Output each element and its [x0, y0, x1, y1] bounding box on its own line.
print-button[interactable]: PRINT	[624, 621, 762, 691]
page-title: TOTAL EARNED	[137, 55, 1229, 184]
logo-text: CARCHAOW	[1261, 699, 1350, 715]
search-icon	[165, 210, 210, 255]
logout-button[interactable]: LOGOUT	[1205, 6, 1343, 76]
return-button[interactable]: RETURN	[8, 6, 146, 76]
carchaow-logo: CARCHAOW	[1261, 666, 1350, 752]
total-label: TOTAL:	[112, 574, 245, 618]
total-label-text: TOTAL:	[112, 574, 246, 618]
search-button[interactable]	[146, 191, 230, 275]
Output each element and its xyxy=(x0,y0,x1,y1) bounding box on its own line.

-------

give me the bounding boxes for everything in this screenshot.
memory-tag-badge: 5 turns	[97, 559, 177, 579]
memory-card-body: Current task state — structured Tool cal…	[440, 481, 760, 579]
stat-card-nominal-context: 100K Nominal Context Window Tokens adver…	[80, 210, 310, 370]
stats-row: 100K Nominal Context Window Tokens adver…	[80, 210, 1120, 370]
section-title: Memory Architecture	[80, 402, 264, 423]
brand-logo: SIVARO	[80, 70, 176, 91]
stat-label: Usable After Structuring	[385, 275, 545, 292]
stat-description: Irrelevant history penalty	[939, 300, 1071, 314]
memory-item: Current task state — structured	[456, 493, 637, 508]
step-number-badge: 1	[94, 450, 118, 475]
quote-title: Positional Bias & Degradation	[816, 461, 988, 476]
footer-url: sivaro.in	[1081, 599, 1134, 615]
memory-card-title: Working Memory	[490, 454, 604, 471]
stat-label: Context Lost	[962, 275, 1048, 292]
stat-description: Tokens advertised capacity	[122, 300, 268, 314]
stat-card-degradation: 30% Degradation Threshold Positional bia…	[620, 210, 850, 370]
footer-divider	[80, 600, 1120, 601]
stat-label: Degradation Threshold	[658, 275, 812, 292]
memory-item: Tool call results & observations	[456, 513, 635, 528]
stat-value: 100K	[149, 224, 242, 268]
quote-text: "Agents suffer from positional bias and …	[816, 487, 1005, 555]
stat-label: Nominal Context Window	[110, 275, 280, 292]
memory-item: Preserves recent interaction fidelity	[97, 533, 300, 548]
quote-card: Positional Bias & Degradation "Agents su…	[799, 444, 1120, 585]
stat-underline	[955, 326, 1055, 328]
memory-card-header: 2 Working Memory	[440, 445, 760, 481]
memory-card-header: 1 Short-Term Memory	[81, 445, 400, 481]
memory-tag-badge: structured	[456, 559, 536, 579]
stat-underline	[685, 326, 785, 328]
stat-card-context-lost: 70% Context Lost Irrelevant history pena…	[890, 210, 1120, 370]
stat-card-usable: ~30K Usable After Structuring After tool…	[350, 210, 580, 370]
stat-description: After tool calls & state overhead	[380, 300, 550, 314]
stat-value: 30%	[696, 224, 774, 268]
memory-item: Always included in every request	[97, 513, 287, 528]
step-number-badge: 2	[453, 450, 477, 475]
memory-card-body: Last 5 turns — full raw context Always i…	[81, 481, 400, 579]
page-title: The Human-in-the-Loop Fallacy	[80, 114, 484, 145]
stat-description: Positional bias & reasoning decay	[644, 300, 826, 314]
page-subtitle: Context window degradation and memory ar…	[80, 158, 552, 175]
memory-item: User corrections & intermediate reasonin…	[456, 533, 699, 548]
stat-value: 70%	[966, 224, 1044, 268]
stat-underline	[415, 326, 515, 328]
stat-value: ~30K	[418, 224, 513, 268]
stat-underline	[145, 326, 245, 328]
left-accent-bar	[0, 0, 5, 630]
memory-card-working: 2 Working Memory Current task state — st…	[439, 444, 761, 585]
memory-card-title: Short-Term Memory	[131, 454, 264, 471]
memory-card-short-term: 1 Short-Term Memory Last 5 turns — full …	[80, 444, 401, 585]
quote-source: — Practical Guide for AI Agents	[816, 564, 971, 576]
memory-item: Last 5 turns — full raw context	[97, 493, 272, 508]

-------

# REQUIREMENTS
Return each line in the listing above that includes the string "header".

# RESPONSE
memory-card-header: 2 Working Memory	[440, 445, 760, 481]
memory-card-header: 1 Short-Term Memory	[81, 445, 400, 481]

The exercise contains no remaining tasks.